Extract.
▬▬▬▬▬▬▬▬▬▬
Context for the issue:

No response

lapp0 commented 5 months ago

Fix

pip uninstall interegular -y
pip install "git+https://github.com/lapp0/interegular@fix-multi-char"

The PR is here, but the maintainer seems occupied at the moment, as other PRs haven't been addressed in a few months.

Explanation

Typically when the length of character is 1, character.upper() also has length 1.

In this case:

 >>> 'ß'.upper()
'SS'

The byte level fsm doesn't expect multiple characters, and interegular has inconsistent handling of multiple characters:

>>> regex_pattern = interegular.parse_pattern(r"(?i:ß)")
>>> list(regex_pattern.to_fsm().strings())
[['SS'], ['ß']]
>>> regex_pattern.to_fsm().accepts('ß')
True
>>> regex_pattern.to_fsm().accepts("SS")
False

Therefore, the bug is in interegular.

I'll make an upstream PR to ensure results of str.upper() and str.lower() only span a single character. Pruning SS is consistent with re's behavior:

>>> print(re.match(r"(?i:ß)", "ß"))
<re.Match object; span=(0, 1), match='ß'>
>>> print(re.match(r"(?i:ß)", "SS"))
None
▬▬▬▬▬▬▬▬▬▬
Supplied information.
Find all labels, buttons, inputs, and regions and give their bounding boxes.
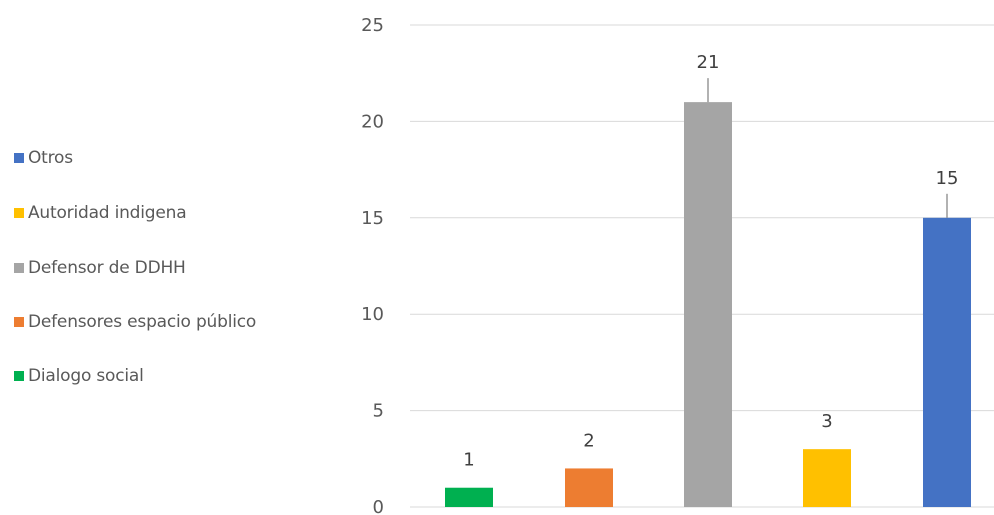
bar-defensor-de-ddhh <box>684 102 732 508</box>
bar-otros <box>923 217 971 508</box>
bars <box>445 102 971 508</box>
legend-label-otros: Otros <box>28 148 73 168</box>
data-label-autoridad-indigena: 3 <box>821 411 832 432</box>
data-label-dialogo-social: 1 <box>463 450 474 471</box>
data-labels: 1 2 21 3 15 <box>463 52 958 471</box>
legend-swatch-defensor-ddhh <box>14 263 24 273</box>
y-tick-label-20: 20 <box>361 111 384 132</box>
legend-swatch-dialogo-social <box>14 371 24 381</box>
legend-item-autoridad-indigena: Autoridad indigena <box>14 202 187 224</box>
legend-label-defensores-espacio-publico: Defensores espacio público <box>28 312 257 332</box>
error-bars <box>707 78 948 218</box>
legend-label-autoridad-indigena: Autoridad indigena <box>28 203 187 223</box>
data-label-defensor-de-ddhh: 21 <box>697 52 720 73</box>
bar-dialogo-social <box>445 487 493 507</box>
legend-label-defensor-ddhh: Defensor de DDHH <box>28 258 186 278</box>
y-tick-label-5: 5 <box>373 401 384 422</box>
y-tick-label-0: 0 <box>373 497 384 515</box>
legend-label-dialogo-social: Dialogo social <box>28 366 144 386</box>
y-tick-label-25: 25 <box>361 15 384 36</box>
bar-autoridad-indigena <box>803 449 851 507</box>
legend-swatch-defensores-espacio-publico <box>14 317 24 327</box>
legend-item-otros: Otros <box>14 147 73 169</box>
y-tick-label-10: 10 <box>361 304 384 325</box>
data-label-defensores-espacio-p-blico: 2 <box>583 430 594 451</box>
y-tick-label-15: 15 <box>361 208 384 229</box>
legend-item-defensor-ddhh: Defensor de DDHH <box>14 257 186 279</box>
bar-defensores-espacio-p-blico <box>565 468 613 507</box>
legend-item-dialogo-social: Dialogo social <box>14 365 144 387</box>
legend-item-defensores-espacio-publico: Defensores espacio público <box>14 311 256 333</box>
legend-swatch-autoridad-indigena <box>14 208 24 218</box>
data-label-otros: 15 <box>936 168 959 189</box>
y-axis-tick-labels: 0 5 10 15 20 25 <box>361 15 384 515</box>
legend-swatch-otros <box>14 153 24 163</box>
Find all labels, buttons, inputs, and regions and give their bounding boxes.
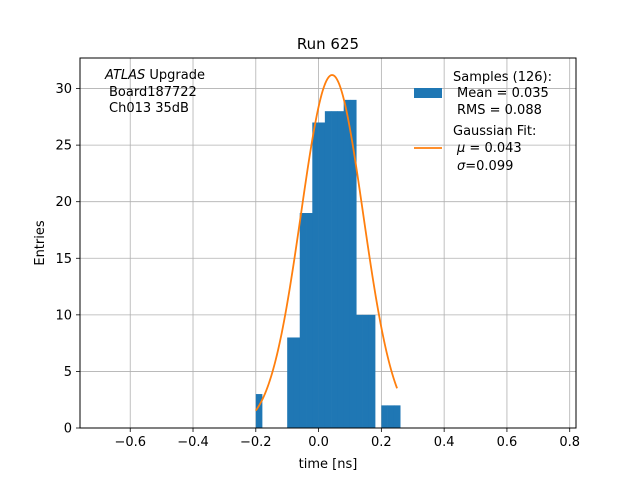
x-tick-label: 0.0 <box>308 435 329 450</box>
y-axis-ticks: 0 5 10 15 20 25 30 <box>55 82 80 437</box>
y-tick-label: 20 <box>55 195 72 210</box>
histogram-bar <box>318 122 326 428</box>
gaussian-fit-curve <box>255 74 398 412</box>
histogram-bar <box>387 405 395 428</box>
y-tick-label: 0 <box>64 422 72 437</box>
annotation-channel: Ch013 35dB <box>109 101 189 116</box>
histogram-bar <box>255 394 263 428</box>
annotation-experiment: ATLAS Upgrade <box>104 68 205 83</box>
histogram-bar <box>362 314 370 428</box>
y-tick-label: 15 <box>55 252 72 267</box>
annotation-atlas: ATLAS <box>104 68 145 83</box>
y-axis-label: Entries <box>33 220 48 266</box>
x-tick-label: −0.2 <box>240 435 272 450</box>
legend-samples-rms: RMS = 0.088 <box>457 103 542 118</box>
y-tick-label: 25 <box>55 139 72 154</box>
legend-fit-mu-value: = 0.043 <box>465 141 521 156</box>
legend: Samples (126): Mean = 0.035 RMS = 0.088 … <box>414 70 552 174</box>
histogram-bar <box>356 314 363 428</box>
histogram-bar <box>312 122 319 428</box>
x-axis-ticks: −0.6 −0.4 −0.2 0.0 0.2 0.4 0.6 0.8 <box>114 428 580 450</box>
legend-fit-sigma-value: =0.099 <box>465 159 513 174</box>
atlas-annotation: ATLAS Upgrade Board187722 Ch013 35dB <box>104 68 205 116</box>
histogram-bar <box>287 337 294 428</box>
histogram-bar <box>306 213 313 428</box>
y-tick-label: 5 <box>64 365 72 380</box>
chart-title: Run 625 <box>297 35 359 53</box>
x-axis-label: time [ns] <box>299 457 358 472</box>
histogram-bar <box>349 99 357 428</box>
x-tick-label: −0.4 <box>177 435 209 450</box>
x-tick-label: 0.8 <box>559 435 580 450</box>
histogram-bar <box>343 99 351 428</box>
y-tick-label: 30 <box>55 82 72 97</box>
histogram-bar <box>381 405 388 428</box>
legend-fit-sigma-symbol: σ <box>457 159 466 174</box>
legend-fit-mu: μ = 0.043 <box>456 141 522 156</box>
annotation-board: Board187722 <box>109 85 197 100</box>
legend-fit-title: Gaussian Fit: <box>453 124 536 139</box>
legend-fit-mu-symbol: μ <box>456 141 465 156</box>
legend-fit-sigma: σ=0.099 <box>457 159 513 174</box>
x-tick-label: 0.6 <box>497 435 518 450</box>
histogram-bar <box>331 111 338 429</box>
x-tick-label: 0.2 <box>371 435 392 450</box>
legend-samples-title: Samples (126): <box>453 70 552 85</box>
legend-samples-mean: Mean = 0.035 <box>457 86 549 101</box>
histogram-bar <box>368 314 376 428</box>
legend-samples-swatch <box>414 88 442 98</box>
axes-frame <box>79 57 577 429</box>
annotation-upgrade: Upgrade <box>145 68 205 83</box>
histogram-bar <box>393 405 401 428</box>
histogram-bars <box>255 99 401 429</box>
histogram-bar <box>299 213 307 428</box>
x-tick-label: −0.6 <box>114 435 146 450</box>
histogram-bar <box>293 337 301 428</box>
x-tick-label: 0.4 <box>434 435 455 450</box>
histogram-bar <box>337 111 344 429</box>
y-tick-label: 10 <box>55 308 72 323</box>
histogram-bar <box>324 111 332 429</box>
▬▬▬▬▬▬▬▬▬▬
Required tasks.
A – Please return the passage from the interegular comment starting with "pip uninstall interegular" and going on through "a few months.", word for word.
B – According to the interegular comment, why is it acceptable to prune "SS" from the case-insensitive results for 'ß'?

Expected responses.
A –
pip uninstall interegular -y
pip install "git+https://github.com/lapp0/interegular@fix-multi-char"

The PR is here, but the maintainer seems occupied at the moment, as other PRs haven't been addressed in a few months.

B – Pruning "SS" matches the behavior of Python's re module. There, the pattern (?i:ß) matches "ß" but returns None for "SS".